- Records from a collection
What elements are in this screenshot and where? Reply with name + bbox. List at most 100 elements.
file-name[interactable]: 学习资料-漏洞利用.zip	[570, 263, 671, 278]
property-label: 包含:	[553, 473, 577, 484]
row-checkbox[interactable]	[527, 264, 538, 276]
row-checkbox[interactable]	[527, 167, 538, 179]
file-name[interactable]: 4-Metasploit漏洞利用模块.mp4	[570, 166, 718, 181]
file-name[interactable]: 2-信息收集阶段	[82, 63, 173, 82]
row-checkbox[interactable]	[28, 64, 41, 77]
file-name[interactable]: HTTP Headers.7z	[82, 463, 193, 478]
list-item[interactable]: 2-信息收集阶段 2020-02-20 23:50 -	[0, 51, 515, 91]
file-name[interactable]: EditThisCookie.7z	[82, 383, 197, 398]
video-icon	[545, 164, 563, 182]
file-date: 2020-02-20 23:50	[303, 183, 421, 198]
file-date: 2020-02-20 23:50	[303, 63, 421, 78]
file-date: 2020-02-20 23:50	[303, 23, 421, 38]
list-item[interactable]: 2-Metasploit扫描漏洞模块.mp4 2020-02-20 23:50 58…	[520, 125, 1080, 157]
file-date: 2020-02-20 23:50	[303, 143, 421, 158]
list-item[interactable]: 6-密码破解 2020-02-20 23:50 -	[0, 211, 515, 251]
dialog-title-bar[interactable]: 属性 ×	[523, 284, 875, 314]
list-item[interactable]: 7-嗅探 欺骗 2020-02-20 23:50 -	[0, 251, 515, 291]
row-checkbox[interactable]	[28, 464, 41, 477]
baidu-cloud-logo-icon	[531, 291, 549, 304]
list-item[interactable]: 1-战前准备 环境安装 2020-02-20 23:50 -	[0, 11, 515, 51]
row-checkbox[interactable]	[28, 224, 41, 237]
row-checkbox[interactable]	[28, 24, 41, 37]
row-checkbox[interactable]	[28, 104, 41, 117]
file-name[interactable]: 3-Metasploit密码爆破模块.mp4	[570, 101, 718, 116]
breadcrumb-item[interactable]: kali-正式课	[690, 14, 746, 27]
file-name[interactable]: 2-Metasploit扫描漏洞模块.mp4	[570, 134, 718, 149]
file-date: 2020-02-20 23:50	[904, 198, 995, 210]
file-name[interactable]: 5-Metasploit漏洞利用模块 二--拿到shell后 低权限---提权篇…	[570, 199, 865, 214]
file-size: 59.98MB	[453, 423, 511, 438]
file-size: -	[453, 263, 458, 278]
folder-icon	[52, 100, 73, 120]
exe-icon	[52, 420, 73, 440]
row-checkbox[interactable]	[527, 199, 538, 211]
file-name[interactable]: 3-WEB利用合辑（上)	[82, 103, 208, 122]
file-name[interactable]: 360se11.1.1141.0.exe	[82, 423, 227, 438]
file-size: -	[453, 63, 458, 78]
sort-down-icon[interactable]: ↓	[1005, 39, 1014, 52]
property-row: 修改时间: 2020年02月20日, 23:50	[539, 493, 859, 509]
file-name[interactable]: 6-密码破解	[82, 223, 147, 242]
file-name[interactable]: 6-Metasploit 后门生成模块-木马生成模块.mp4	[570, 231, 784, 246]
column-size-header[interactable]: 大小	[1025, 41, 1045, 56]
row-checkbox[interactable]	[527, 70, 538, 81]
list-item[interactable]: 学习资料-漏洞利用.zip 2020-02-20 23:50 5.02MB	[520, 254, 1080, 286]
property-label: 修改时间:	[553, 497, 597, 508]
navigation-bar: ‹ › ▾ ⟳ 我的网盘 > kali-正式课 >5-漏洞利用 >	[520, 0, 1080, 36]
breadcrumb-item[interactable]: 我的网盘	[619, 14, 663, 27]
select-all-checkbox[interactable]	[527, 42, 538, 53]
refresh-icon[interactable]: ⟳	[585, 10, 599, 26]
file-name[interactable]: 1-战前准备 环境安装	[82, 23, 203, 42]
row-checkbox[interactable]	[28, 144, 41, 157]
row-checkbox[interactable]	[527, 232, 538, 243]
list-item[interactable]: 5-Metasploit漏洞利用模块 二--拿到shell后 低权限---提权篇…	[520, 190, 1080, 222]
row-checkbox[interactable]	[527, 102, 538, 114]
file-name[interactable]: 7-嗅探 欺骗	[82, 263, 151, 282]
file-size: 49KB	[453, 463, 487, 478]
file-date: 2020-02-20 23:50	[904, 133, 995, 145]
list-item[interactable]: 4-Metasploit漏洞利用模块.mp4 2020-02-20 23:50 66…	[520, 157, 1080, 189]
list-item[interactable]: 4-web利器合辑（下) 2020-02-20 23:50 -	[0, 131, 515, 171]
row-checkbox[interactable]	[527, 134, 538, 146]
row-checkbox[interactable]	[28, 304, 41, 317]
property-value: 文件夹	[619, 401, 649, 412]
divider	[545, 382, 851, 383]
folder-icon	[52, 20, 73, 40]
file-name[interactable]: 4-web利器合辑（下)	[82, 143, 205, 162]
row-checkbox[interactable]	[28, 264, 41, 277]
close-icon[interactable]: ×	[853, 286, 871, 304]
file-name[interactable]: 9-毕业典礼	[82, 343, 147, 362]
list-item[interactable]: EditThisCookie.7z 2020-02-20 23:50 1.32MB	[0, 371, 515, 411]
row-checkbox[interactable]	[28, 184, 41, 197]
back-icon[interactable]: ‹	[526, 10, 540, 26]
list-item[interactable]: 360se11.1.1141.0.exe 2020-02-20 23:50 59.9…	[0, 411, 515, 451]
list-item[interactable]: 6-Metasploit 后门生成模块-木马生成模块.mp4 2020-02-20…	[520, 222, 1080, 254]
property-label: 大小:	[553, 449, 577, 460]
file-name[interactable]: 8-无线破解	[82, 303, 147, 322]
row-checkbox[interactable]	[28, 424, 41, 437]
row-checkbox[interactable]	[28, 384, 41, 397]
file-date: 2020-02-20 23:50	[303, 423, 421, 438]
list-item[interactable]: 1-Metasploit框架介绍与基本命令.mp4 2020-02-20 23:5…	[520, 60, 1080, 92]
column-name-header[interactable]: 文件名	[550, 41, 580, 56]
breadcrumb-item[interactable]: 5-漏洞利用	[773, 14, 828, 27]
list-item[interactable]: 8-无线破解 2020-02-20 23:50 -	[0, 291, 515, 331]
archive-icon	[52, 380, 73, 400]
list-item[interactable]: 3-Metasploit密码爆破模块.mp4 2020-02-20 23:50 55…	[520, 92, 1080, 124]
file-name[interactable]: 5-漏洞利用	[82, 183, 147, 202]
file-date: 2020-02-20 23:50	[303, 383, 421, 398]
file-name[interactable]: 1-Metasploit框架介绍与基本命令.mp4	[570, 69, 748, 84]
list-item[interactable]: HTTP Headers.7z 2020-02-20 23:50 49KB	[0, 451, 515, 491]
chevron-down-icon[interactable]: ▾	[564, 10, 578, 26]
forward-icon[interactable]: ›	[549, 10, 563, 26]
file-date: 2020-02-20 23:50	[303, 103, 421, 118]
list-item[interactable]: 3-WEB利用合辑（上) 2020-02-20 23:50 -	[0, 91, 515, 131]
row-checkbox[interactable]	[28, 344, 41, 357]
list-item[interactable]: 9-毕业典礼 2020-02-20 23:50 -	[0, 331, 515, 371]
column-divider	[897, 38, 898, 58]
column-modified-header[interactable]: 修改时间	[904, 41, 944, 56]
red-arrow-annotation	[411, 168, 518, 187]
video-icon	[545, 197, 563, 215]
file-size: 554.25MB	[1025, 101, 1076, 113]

- WRITTEN PROBLEM
Rename "file-date" to "modified-date" everywhere it appears in the records above. Keep every other part of them as it is.

- SOLUTION TO THIS PROBLEM
What elements are in this screenshot and where? Reply with name + bbox. List at most 100 elements.
file-name[interactable]: 学习资料-漏洞利用.zip	[570, 263, 671, 278]
property-label: 包含:	[553, 473, 577, 484]
row-checkbox[interactable]	[527, 264, 538, 276]
row-checkbox[interactable]	[527, 167, 538, 179]
file-name[interactable]: 4-Metasploit漏洞利用模块.mp4	[570, 166, 718, 181]
file-name[interactable]: 2-信息收集阶段	[82, 63, 173, 82]
row-checkbox[interactable]	[28, 64, 41, 77]
file-name[interactable]: HTTP Headers.7z	[82, 463, 193, 478]
list-item[interactable]: 2-信息收集阶段 2020-02-20 23:50 -	[0, 51, 515, 91]
file-name[interactable]: EditThisCookie.7z	[82, 383, 197, 398]
video-icon	[545, 164, 563, 182]
modified-date: 2020-02-20 23:50	[303, 183, 421, 198]
modified-date: 2020-02-20 23:50	[303, 63, 421, 78]
modified-date: 2020-02-20 23:50	[303, 23, 421, 38]
list-item[interactable]: 2-Metasploit扫描漏洞模块.mp4 2020-02-20 23:50 58…	[520, 125, 1080, 157]
modified-date: 2020-02-20 23:50	[303, 143, 421, 158]
list-item[interactable]: 6-密码破解 2020-02-20 23:50 -	[0, 211, 515, 251]
dialog-title-bar[interactable]: 属性 ×	[523, 284, 875, 314]
list-item[interactable]: 7-嗅探 欺骗 2020-02-20 23:50 -	[0, 251, 515, 291]
row-checkbox[interactable]	[28, 464, 41, 477]
baidu-cloud-logo-icon	[531, 291, 549, 304]
list-item[interactable]: 1-战前准备 环境安装 2020-02-20 23:50 -	[0, 11, 515, 51]
row-checkbox[interactable]	[28, 224, 41, 237]
row-checkbox[interactable]	[28, 24, 41, 37]
row-checkbox[interactable]	[28, 104, 41, 117]
file-name[interactable]: 3-Metasploit密码爆破模块.mp4	[570, 101, 718, 116]
breadcrumb-item[interactable]: kali-正式课	[690, 14, 746, 27]
file-name[interactable]: 2-Metasploit扫描漏洞模块.mp4	[570, 134, 718, 149]
modified-date: 2020-02-20 23:50	[904, 198, 995, 210]
file-name[interactable]: 5-Metasploit漏洞利用模块 二--拿到shell后 低权限---提权篇…	[570, 199, 865, 214]
file-size: 59.98MB	[453, 423, 511, 438]
file-size: -	[453, 263, 458, 278]
folder-icon	[52, 100, 73, 120]
exe-icon	[52, 420, 73, 440]
row-checkbox[interactable]	[527, 199, 538, 211]
file-name[interactable]: 3-WEB利用合辑（上)	[82, 103, 208, 122]
file-name[interactable]: 360se11.1.1141.0.exe	[82, 423, 227, 438]
file-size: -	[453, 63, 458, 78]
sort-down-icon[interactable]: ↓	[1005, 39, 1014, 52]
property-row: 修改时间: 2020年02月20日, 23:50	[539, 493, 859, 509]
file-name[interactable]: 6-密码破解	[82, 223, 147, 242]
file-name[interactable]: 6-Metasploit 后门生成模块-木马生成模块.mp4	[570, 231, 784, 246]
column-size-header[interactable]: 大小	[1025, 41, 1045, 56]
row-checkbox[interactable]	[527, 70, 538, 81]
list-item[interactable]: 学习资料-漏洞利用.zip 2020-02-20 23:50 5.02MB	[520, 254, 1080, 286]
property-label: 修改时间:	[553, 497, 597, 508]
navigation-bar: ‹ › ▾ ⟳ 我的网盘 > kali-正式课 >5-漏洞利用 >	[520, 0, 1080, 36]
breadcrumb-item[interactable]: 我的网盘	[619, 14, 663, 27]
select-all-checkbox[interactable]	[527, 42, 538, 53]
refresh-icon[interactable]: ⟳	[585, 10, 599, 26]
file-name[interactable]: 1-战前准备 环境安装	[82, 23, 203, 42]
row-checkbox[interactable]	[28, 144, 41, 157]
row-checkbox[interactable]	[527, 232, 538, 243]
list-item[interactable]: 5-Metasploit漏洞利用模块 二--拿到shell后 低权限---提权篇…	[520, 190, 1080, 222]
row-checkbox[interactable]	[527, 102, 538, 114]
file-name[interactable]: 7-嗅探 欺骗	[82, 263, 151, 282]
file-size: 49KB	[453, 463, 487, 478]
modified-date: 2020-02-20 23:50	[904, 133, 995, 145]
list-item[interactable]: 4-Metasploit漏洞利用模块.mp4 2020-02-20 23:50 66…	[520, 157, 1080, 189]
list-item[interactable]: 4-web利器合辑（下) 2020-02-20 23:50 -	[0, 131, 515, 171]
row-checkbox[interactable]	[527, 134, 538, 146]
row-checkbox[interactable]	[28, 304, 41, 317]
property-value: 文件夹	[619, 401, 649, 412]
divider	[545, 382, 851, 383]
folder-icon	[52, 20, 73, 40]
file-name[interactable]: 4-web利器合辑（下)	[82, 143, 205, 162]
row-checkbox[interactable]	[28, 264, 41, 277]
close-icon[interactable]: ×	[853, 286, 871, 304]
file-name[interactable]: 9-毕业典礼	[82, 343, 147, 362]
list-item[interactable]: EditThisCookie.7z 2020-02-20 23:50 1.32MB	[0, 371, 515, 411]
row-checkbox[interactable]	[28, 184, 41, 197]
back-icon[interactable]: ‹	[526, 10, 540, 26]
list-item[interactable]: 360se11.1.1141.0.exe 2020-02-20 23:50 59.9…	[0, 411, 515, 451]
list-item[interactable]: 6-Metasploit 后门生成模块-木马生成模块.mp4 2020-02-20…	[520, 222, 1080, 254]
property-label: 大小:	[553, 449, 577, 460]
file-name[interactable]: 8-无线破解	[82, 303, 147, 322]
row-checkbox[interactable]	[28, 424, 41, 437]
row-checkbox[interactable]	[28, 384, 41, 397]
modified-date: 2020-02-20 23:50	[303, 423, 421, 438]
list-item[interactable]: 1-Metasploit框架介绍与基本命令.mp4 2020-02-20 23:5…	[520, 60, 1080, 92]
column-name-header[interactable]: 文件名	[550, 41, 580, 56]
breadcrumb-item[interactable]: 5-漏洞利用	[773, 14, 828, 27]
list-item[interactable]: 8-无线破解 2020-02-20 23:50 -	[0, 291, 515, 331]
archive-icon	[52, 380, 73, 400]
list-item[interactable]: 3-Metasploit密码爆破模块.mp4 2020-02-20 23:50 55…	[520, 92, 1080, 124]
file-name[interactable]: 5-漏洞利用	[82, 183, 147, 202]
modified-date: 2020-02-20 23:50	[303, 383, 421, 398]
file-name[interactable]: 1-Metasploit框架介绍与基本命令.mp4	[570, 69, 748, 84]
list-item[interactable]: HTTP Headers.7z 2020-02-20 23:50 49KB	[0, 451, 515, 491]
chevron-down-icon[interactable]: ▾	[564, 10, 578, 26]
forward-icon[interactable]: ›	[549, 10, 563, 26]
modified-date: 2020-02-20 23:50	[303, 103, 421, 118]
list-item[interactable]: 3-WEB利用合辑（上) 2020-02-20 23:50 -	[0, 91, 515, 131]
row-checkbox[interactable]	[28, 344, 41, 357]
list-item[interactable]: 9-毕业典礼 2020-02-20 23:50 -	[0, 331, 515, 371]
column-divider	[897, 38, 898, 58]
column-modified-header[interactable]: 修改时间	[904, 41, 944, 56]
red-arrow-annotation	[411, 168, 518, 187]
video-icon	[545, 197, 563, 215]
file-size: 554.25MB	[1025, 101, 1076, 113]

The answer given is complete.